> _What the task asks_:
From the records below, copy every line that contains the word "strategy".
= = = = = = =
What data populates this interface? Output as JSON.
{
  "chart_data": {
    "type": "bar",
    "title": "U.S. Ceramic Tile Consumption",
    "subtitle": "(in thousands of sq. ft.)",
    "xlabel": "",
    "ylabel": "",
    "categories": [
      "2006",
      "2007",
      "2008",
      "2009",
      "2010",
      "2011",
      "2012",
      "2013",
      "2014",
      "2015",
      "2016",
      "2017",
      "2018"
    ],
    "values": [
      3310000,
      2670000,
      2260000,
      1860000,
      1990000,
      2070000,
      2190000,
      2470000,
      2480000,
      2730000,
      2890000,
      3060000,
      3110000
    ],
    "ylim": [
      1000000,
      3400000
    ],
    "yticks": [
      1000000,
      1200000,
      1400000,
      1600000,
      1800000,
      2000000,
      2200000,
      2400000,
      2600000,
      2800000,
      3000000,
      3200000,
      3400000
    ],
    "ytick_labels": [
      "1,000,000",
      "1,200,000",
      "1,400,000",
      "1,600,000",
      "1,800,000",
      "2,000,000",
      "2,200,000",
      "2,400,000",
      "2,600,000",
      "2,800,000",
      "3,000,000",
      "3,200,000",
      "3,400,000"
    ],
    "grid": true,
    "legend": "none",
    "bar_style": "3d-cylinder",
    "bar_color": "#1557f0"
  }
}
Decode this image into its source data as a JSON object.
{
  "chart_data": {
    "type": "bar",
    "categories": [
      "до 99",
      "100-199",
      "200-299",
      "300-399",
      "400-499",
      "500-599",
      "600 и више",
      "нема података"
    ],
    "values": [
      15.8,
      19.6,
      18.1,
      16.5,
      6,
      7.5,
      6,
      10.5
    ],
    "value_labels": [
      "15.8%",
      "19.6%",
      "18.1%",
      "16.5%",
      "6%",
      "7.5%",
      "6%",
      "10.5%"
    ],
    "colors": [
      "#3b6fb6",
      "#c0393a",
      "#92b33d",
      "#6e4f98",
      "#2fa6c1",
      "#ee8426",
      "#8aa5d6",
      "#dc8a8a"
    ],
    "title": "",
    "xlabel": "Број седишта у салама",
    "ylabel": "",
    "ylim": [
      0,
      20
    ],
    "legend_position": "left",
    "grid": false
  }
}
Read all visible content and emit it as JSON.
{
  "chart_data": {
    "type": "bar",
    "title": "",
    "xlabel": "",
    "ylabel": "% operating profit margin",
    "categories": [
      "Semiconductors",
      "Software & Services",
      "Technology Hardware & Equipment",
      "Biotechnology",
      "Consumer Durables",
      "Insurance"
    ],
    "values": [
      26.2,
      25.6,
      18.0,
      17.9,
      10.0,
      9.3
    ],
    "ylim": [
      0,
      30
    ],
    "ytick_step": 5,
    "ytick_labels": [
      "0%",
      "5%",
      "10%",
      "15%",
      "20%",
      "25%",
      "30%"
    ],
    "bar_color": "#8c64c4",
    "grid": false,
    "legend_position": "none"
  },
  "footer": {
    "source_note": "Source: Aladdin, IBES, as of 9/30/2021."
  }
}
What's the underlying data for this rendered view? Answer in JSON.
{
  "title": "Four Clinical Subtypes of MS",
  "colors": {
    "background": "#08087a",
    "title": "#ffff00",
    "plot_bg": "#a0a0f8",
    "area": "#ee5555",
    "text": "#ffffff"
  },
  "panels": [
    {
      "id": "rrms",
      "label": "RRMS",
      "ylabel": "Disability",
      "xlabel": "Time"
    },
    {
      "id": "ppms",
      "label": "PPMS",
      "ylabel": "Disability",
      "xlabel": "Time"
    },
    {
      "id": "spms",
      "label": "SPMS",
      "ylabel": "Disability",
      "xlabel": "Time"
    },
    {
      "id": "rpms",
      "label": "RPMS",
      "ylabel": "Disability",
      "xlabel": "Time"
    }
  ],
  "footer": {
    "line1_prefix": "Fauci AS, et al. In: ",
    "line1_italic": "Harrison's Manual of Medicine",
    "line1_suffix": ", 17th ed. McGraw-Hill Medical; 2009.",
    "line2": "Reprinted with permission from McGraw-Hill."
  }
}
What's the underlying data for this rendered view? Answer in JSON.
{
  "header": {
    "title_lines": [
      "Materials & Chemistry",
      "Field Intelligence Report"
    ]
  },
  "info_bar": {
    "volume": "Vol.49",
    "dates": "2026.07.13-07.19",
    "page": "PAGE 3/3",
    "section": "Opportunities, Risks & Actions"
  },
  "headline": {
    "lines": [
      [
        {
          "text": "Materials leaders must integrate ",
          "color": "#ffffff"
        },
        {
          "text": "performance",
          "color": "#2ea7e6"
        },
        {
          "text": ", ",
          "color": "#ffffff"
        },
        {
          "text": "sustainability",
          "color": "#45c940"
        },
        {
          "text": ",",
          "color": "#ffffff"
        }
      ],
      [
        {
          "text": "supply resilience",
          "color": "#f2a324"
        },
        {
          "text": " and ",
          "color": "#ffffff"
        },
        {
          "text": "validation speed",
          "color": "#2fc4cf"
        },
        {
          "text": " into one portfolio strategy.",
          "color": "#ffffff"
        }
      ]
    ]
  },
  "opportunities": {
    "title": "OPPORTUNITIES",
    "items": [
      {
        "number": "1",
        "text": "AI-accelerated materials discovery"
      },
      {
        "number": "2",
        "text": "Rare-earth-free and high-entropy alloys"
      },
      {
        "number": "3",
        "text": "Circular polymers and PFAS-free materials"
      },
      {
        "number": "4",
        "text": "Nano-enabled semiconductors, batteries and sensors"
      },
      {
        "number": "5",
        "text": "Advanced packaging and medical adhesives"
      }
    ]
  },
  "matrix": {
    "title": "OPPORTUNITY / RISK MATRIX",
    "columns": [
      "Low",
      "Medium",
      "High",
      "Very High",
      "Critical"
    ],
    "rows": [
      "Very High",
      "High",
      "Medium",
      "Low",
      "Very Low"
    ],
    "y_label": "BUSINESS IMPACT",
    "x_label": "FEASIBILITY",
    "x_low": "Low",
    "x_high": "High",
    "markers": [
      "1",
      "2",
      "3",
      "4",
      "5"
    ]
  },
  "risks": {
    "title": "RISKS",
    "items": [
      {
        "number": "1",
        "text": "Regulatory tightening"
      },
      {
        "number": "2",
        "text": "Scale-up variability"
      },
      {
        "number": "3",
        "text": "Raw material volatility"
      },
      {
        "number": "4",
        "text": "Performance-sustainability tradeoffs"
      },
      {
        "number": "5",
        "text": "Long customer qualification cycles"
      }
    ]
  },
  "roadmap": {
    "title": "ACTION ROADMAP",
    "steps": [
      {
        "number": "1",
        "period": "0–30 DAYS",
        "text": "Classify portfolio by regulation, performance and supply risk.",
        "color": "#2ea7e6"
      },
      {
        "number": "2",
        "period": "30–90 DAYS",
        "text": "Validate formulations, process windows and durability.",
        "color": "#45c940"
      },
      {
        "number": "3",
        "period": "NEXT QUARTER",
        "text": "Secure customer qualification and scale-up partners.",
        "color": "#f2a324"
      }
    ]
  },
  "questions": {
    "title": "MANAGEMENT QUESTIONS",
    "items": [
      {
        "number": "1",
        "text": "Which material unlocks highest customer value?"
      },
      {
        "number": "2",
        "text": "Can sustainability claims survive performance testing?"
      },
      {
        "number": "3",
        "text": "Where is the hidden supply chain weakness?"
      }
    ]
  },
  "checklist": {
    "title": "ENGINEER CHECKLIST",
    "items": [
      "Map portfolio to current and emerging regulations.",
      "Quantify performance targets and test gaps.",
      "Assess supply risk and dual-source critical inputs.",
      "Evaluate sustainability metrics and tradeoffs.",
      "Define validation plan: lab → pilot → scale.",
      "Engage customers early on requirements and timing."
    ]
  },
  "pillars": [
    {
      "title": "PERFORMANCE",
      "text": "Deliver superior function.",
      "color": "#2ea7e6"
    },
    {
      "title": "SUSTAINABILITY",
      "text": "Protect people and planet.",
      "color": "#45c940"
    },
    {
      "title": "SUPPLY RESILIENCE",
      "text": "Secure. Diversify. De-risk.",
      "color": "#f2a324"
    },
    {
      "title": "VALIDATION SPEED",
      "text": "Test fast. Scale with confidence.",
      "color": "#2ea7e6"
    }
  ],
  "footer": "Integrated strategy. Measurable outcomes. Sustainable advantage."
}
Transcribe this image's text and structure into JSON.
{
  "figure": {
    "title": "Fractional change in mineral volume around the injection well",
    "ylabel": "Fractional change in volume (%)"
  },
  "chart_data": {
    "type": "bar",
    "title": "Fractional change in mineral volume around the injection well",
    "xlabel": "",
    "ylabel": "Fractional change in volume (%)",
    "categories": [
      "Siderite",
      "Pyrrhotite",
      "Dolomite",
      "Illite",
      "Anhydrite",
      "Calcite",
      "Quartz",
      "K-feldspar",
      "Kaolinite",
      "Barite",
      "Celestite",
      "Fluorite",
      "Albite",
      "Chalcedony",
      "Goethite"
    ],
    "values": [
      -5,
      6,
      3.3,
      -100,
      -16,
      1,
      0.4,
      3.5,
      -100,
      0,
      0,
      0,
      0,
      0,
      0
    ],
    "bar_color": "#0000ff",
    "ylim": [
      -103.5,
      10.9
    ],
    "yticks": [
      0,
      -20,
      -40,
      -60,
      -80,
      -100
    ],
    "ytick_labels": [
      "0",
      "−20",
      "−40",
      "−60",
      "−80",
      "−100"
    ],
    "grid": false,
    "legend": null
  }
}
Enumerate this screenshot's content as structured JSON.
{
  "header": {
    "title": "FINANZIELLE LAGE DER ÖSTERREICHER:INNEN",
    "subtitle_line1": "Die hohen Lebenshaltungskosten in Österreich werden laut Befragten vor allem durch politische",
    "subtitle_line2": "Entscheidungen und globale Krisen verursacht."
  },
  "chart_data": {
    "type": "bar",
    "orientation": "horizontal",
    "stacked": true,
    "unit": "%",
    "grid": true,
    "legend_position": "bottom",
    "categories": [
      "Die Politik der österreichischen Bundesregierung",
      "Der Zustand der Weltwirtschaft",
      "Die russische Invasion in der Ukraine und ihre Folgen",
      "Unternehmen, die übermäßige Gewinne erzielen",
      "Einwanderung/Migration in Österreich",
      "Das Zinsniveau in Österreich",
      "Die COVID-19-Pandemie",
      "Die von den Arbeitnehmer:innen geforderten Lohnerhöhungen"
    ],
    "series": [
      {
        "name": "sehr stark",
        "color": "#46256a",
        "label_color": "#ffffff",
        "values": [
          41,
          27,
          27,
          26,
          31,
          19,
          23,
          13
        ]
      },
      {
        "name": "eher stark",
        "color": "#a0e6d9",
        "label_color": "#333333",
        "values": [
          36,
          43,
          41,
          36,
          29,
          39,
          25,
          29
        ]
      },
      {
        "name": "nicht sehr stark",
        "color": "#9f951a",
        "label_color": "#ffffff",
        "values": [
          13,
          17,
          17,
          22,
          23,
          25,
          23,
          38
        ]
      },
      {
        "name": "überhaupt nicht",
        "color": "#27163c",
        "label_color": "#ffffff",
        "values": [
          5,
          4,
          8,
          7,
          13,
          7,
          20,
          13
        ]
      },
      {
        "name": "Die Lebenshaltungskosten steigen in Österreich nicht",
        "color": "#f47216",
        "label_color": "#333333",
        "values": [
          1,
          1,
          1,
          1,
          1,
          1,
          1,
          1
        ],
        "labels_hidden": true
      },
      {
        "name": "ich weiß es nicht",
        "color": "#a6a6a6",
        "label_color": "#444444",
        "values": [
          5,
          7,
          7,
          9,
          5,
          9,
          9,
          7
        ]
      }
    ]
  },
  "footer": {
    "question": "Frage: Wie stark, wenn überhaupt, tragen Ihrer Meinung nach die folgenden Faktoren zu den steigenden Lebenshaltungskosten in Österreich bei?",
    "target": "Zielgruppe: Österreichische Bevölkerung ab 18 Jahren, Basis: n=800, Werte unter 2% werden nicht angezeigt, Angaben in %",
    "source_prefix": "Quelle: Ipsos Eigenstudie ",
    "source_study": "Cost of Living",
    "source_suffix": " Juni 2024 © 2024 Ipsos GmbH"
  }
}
= = = = = = =
> _Solution for this task_:
          "text": " into one portfolio strategy.",
  "footer": "Integrated strategy. Measurable outcomes. Sustainable advantage."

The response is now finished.